- What the exercise asks: Give a verbatim copy of the lines below, minus the pictures.

◇ ◇ ◇

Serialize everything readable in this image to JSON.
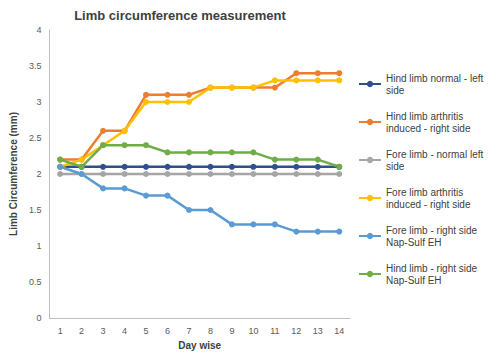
{
  "chart_data": {
    "type": "line",
    "title": "Limb circumference measurement",
    "x_label": "Day wise",
    "y_label": "Limb Circumference (mm)",
    "categories": [
      1,
      2,
      3,
      4,
      5,
      6,
      7,
      8,
      9,
      10,
      11,
      12,
      13,
      14
    ],
    "ylim": [
      0,
      4
    ],
    "yticks": [
      0,
      0.5,
      1,
      1.5,
      2,
      2.5,
      3,
      3.5,
      4
    ],
    "grid": false,
    "legend": "right",
    "marker": "circle",
    "series": [
      {
        "name": "Hind limb normal - left side",
        "color": "#2f4f8f",
        "values": [
          2.1,
          2.1,
          2.1,
          2.1,
          2.1,
          2.1,
          2.1,
          2.1,
          2.1,
          2.1,
          2.1,
          2.1,
          2.1,
          2.1
        ]
      },
      {
        "name": "Hind limb arthritis induced - right side",
        "color": "#ed7d31",
        "values": [
          2.2,
          2.2,
          2.6,
          2.6,
          3.1,
          3.1,
          3.1,
          3.2,
          3.2,
          3.2,
          3.2,
          3.4,
          3.4,
          3.4
        ]
      },
      {
        "name": "Fore limb - normal left side",
        "color": "#a5a5a5",
        "values": [
          2.0,
          2.0,
          2.0,
          2.0,
          2.0,
          2.0,
          2.0,
          2.0,
          2.0,
          2.0,
          2.0,
          2.0,
          2.0,
          2.0
        ]
      },
      {
        "name": "Fore limb arthritis induced - right side",
        "color": "#ffc000",
        "values": [
          2.1,
          2.2,
          2.4,
          2.6,
          3.0,
          3.0,
          3.0,
          3.2,
          3.2,
          3.2,
          3.3,
          3.3,
          3.3,
          3.3
        ]
      },
      {
        "name": "Fore limb - right side Nap-Sulf EH",
        "color": "#5b9bd5",
        "values": [
          2.1,
          2.0,
          1.8,
          1.8,
          1.7,
          1.7,
          1.5,
          1.5,
          1.3,
          1.3,
          1.3,
          1.2,
          1.2,
          1.2
        ]
      },
      {
        "name": "Hind limb - right side Nap-Sulf EH",
        "color": "#70ad47",
        "values": [
          2.2,
          2.1,
          2.4,
          2.4,
          2.4,
          2.3,
          2.3,
          2.3,
          2.3,
          2.3,
          2.2,
          2.2,
          2.2,
          2.1
        ]
      }
    ]
  }
}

◇ ◇ ◇

- Correct response:
Serialize everything readable in this image to JSON.
{
  "chart_data": {
    "type": "line",
    "title": "Limb circumference measurement",
    "x_label": "Day wise",
    "y_label": "Limb Circumference (mm)",
    "categories": [
      1,
      2,
      3,
      4,
      5,
      6,
      7,
      8,
      9,
      10,
      11,
      12,
      13,
      14
    ],
    "ylim": [
      0,
      4
    ],
    "yticks": [
      0,
      0.5,
      1,
      1.5,
      2,
      2.5,
      3,
      3.5,
      4
    ],
    "grid": false,
    "legend": "right",
    "marker": "circle",
    "series": [
      {
        "name": "Hind limb normal - left side",
        "color": "#2f4f8f",
        "values": [
          2.1,
          2.1,
          2.1,
          2.1,
          2.1,
          2.1,
          2.1,
          2.1,
          2.1,
          2.1,
          2.1,
          2.1,
          2.1,
          2.1
        ]
      },
      {
        "name": "Hind limb arthritis induced - right side",
        "color": "#ed7d31",
        "values": [
          2.2,
          2.2,
          2.6,
          2.6,
          3.1,
          3.1,
          3.1,
          3.2,
          3.2,
          3.2,
          3.2,
          3.4,
          3.4,
          3.4
        ]
      },
      {
        "name": "Fore limb - normal left side",
        "color": "#a5a5a5",
        "values": [
          2.0,
          2.0,
          2.0,
          2.0,
          2.0,
          2.0,
          2.0,
          2.0,
          2.0,
          2.0,
          2.0,
          2.0,
          2.0,
          2.0
        ]
      },
      {
        "name": "Fore limb arthritis induced - right side",
        "color": "#ffc000",
        "values": [
          2.1,
          2.2,
          2.4,
          2.6,
          3.0,
          3.0,
          3.0,
          3.2,
          3.2,
          3.2,
          3.3,
          3.3,
          3.3,
          3.3
        ]
      },
      {
        "name": "Fore limb - right side Nap-Sulf EH",
        "color": "#5b9bd5",
        "values": [
          2.1,
          2.0,
          1.8,
          1.8,
          1.7,
          1.7,
          1.5,
          1.5,
          1.3,
          1.3,
          1.3,
          1.2,
          1.2,
          1.2
        ]
      },
      {
        "name": "Hind limb - right side Nap-Sulf EH",
        "color": "#70ad47",
        "values": [
          2.2,
          2.1,
          2.4,
          2.4,
          2.4,
          2.3,
          2.3,
          2.3,
          2.3,
          2.3,
          2.2,
          2.2,
          2.2,
          2.1
        ]
      }
    ]
  }
}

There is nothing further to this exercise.